_YOUR OBJECTIVE_: Search the records below for the word "JSON" and show every line where it occurs.

···

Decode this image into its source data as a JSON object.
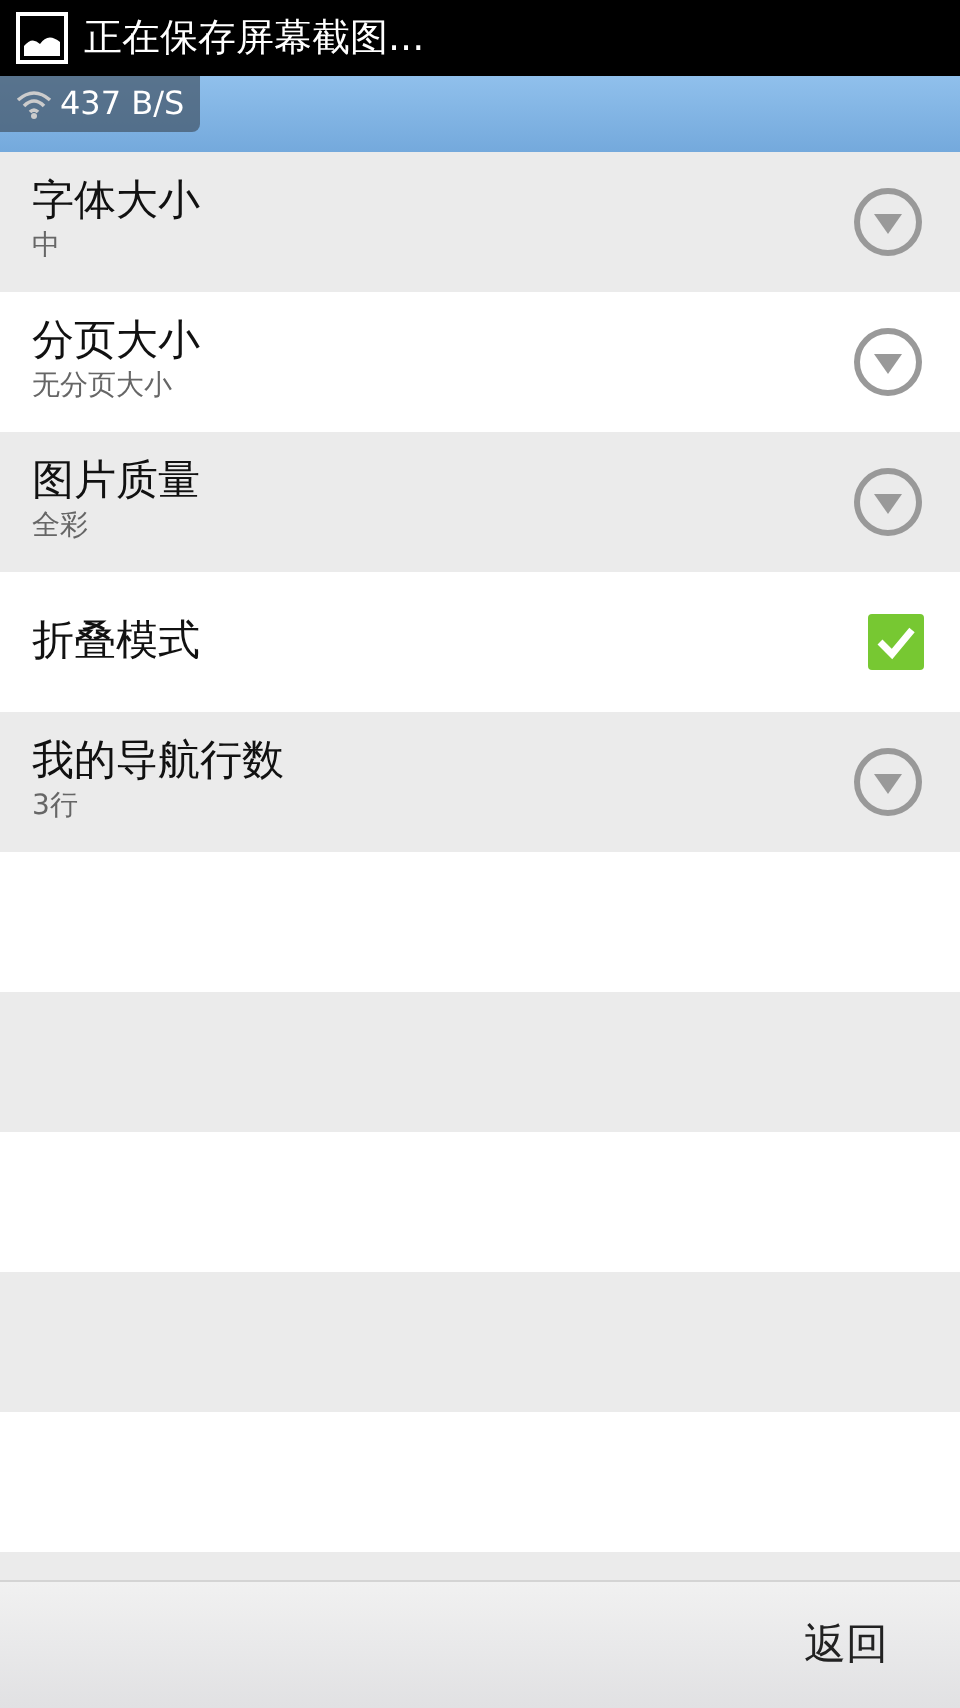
{
  "notification": {
    "text": "正在保存屏幕截图..."
  },
  "speed_overlay": {
    "text": "437 B/S"
  },
  "settings": [
    {
      "kind": "list",
      "title": "字体大小",
      "value": "中"
    },
    {
      "kind": "list",
      "title": "分页大小",
      "value": "无分页大小"
    },
    {
      "kind": "list",
      "title": "图片质量",
      "value": "全彩"
    },
    {
      "kind": "checkbox",
      "title": "折叠模式",
      "checked": true
    },
    {
      "kind": "list",
      "title": "我的导航行数",
      "value": "3行"
    }
  ],
  "footer": {
    "back_button": "返回"
  }
}
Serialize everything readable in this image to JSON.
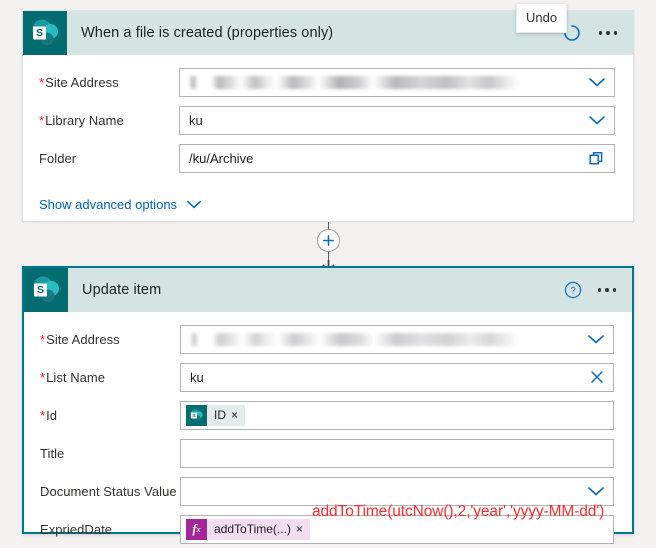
{
  "page": {
    "background": "#f3f2f1",
    "accent_teal": "#036c70",
    "link_blue": "#0063b1",
    "required_red": "#e81123",
    "annotation_red": "#ff2d2d",
    "expression_magenta": "#a4269a"
  },
  "tooltip": {
    "label": "Undo"
  },
  "connector": {
    "add_step_label": "+"
  },
  "cards": [
    {
      "title": "When a file is created (properties only)",
      "connector_icon": "sharepoint-icon",
      "selected": false,
      "header_actions": [
        "undo-icon",
        "more-options-icon"
      ],
      "fields": [
        {
          "label": "Site Address",
          "required": true,
          "value": "",
          "redacted": true,
          "control": "dropdown",
          "trailing_icon": "chevron-down-icon"
        },
        {
          "label": "Library Name",
          "required": true,
          "value": "ku",
          "redacted": false,
          "control": "dropdown",
          "trailing_icon": "chevron-down-icon"
        },
        {
          "label": "Folder",
          "required": false,
          "value": "/ku/Archive",
          "redacted": false,
          "control": "picker",
          "trailing_icon": "folder-picker-icon"
        }
      ],
      "advanced_options": {
        "label": "Show advanced options",
        "icon": "chevron-down-icon"
      }
    },
    {
      "title": "Update item",
      "connector_icon": "sharepoint-icon",
      "selected": true,
      "header_actions": [
        "help-icon",
        "more-options-icon"
      ],
      "fields": [
        {
          "label": "Site Address",
          "required": true,
          "value": "",
          "redacted": true,
          "control": "dropdown",
          "trailing_icon": "chevron-down-icon"
        },
        {
          "label": "List Name",
          "required": true,
          "value": "ku",
          "redacted": false,
          "control": "clearable",
          "trailing_icon": "clear-icon"
        },
        {
          "label": "Id",
          "required": true,
          "value": "",
          "redacted": false,
          "control": "token",
          "token": {
            "type": "dynamic-content",
            "icon": "sharepoint-icon",
            "label": "ID",
            "remove": "×"
          }
        },
        {
          "label": "Title",
          "required": false,
          "value": "",
          "redacted": false,
          "control": "text",
          "trailing_icon": ""
        },
        {
          "label": "Document Status Value",
          "required": false,
          "value": "",
          "redacted": false,
          "control": "dropdown",
          "trailing_icon": "chevron-down-icon"
        },
        {
          "label": "ExpriedDate",
          "required": false,
          "value": "",
          "redacted": false,
          "control": "expression-token",
          "token": {
            "type": "expression",
            "icon": "fx-icon",
            "label": "addToTime(...)",
            "remove": "×"
          },
          "annotation": "addToTime(utcNow(),2,'year','yyyy-MM-dd')"
        }
      ]
    }
  ]
}
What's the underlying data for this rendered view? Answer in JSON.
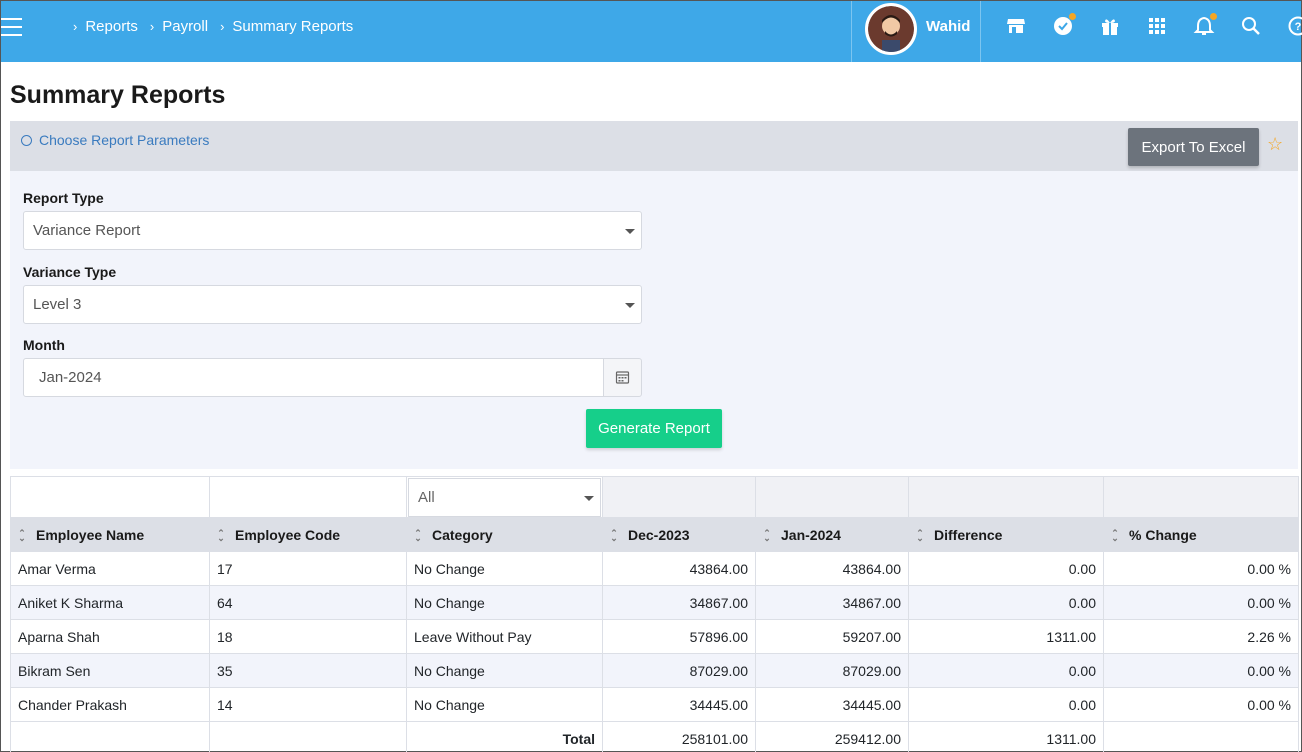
{
  "header": {
    "breadcrumb": [
      "Reports",
      "Payroll",
      "Summary Reports"
    ],
    "user_name": "Wahid",
    "icons": [
      "store-icon",
      "verified-badge-icon",
      "gift-icon",
      "apps-grid-icon",
      "bell-icon",
      "search-icon",
      "help-icon"
    ]
  },
  "page": {
    "title": "Summary Reports"
  },
  "panel": {
    "header_label": "Choose Report Parameters",
    "export_label": "Export To Excel",
    "report_type_label": "Report Type",
    "report_type_value": "Variance Report",
    "variance_type_label": "Variance Type",
    "variance_type_value": "Level 3",
    "month_label": "Month",
    "month_value": "Jan-2024",
    "generate_label": "Generate Report"
  },
  "table": {
    "category_filter": "All",
    "columns": [
      "Employee Name",
      "Employee Code",
      "Category",
      "Dec-2023",
      "Jan-2024",
      "Difference",
      "% Change"
    ],
    "rows": [
      [
        "Amar Verma",
        "17",
        "No Change",
        "43864.00",
        "43864.00",
        "0.00",
        "0.00 %"
      ],
      [
        "Aniket K Sharma",
        "64",
        "No Change",
        "34867.00",
        "34867.00",
        "0.00",
        "0.00 %"
      ],
      [
        "Aparna Shah",
        "18",
        "Leave Without Pay",
        "57896.00",
        "59207.00",
        "1311.00",
        "2.26 %"
      ],
      [
        "Bikram Sen",
        "35",
        "No Change",
        "87029.00",
        "87029.00",
        "0.00",
        "0.00 %"
      ],
      [
        "Chander Prakash",
        "14",
        "No Change",
        "34445.00",
        "34445.00",
        "0.00",
        "0.00 %"
      ]
    ],
    "total": {
      "label": "Total",
      "dec": "258101.00",
      "jan": "259412.00",
      "difference": "1311.00"
    }
  },
  "colors": {
    "topbar": "#3ea8e8",
    "generate_button": "#16cf8a",
    "export_button": "#6c737c",
    "link": "#3a7bbf",
    "star": "#f5a623"
  }
}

···

_COMPLETE OUTPUT_:
Decode this image into its source data as a JSON object.
Serialize everything readable in this image to JSON.
What's the underlying data for this rendered view? Answer in JSON.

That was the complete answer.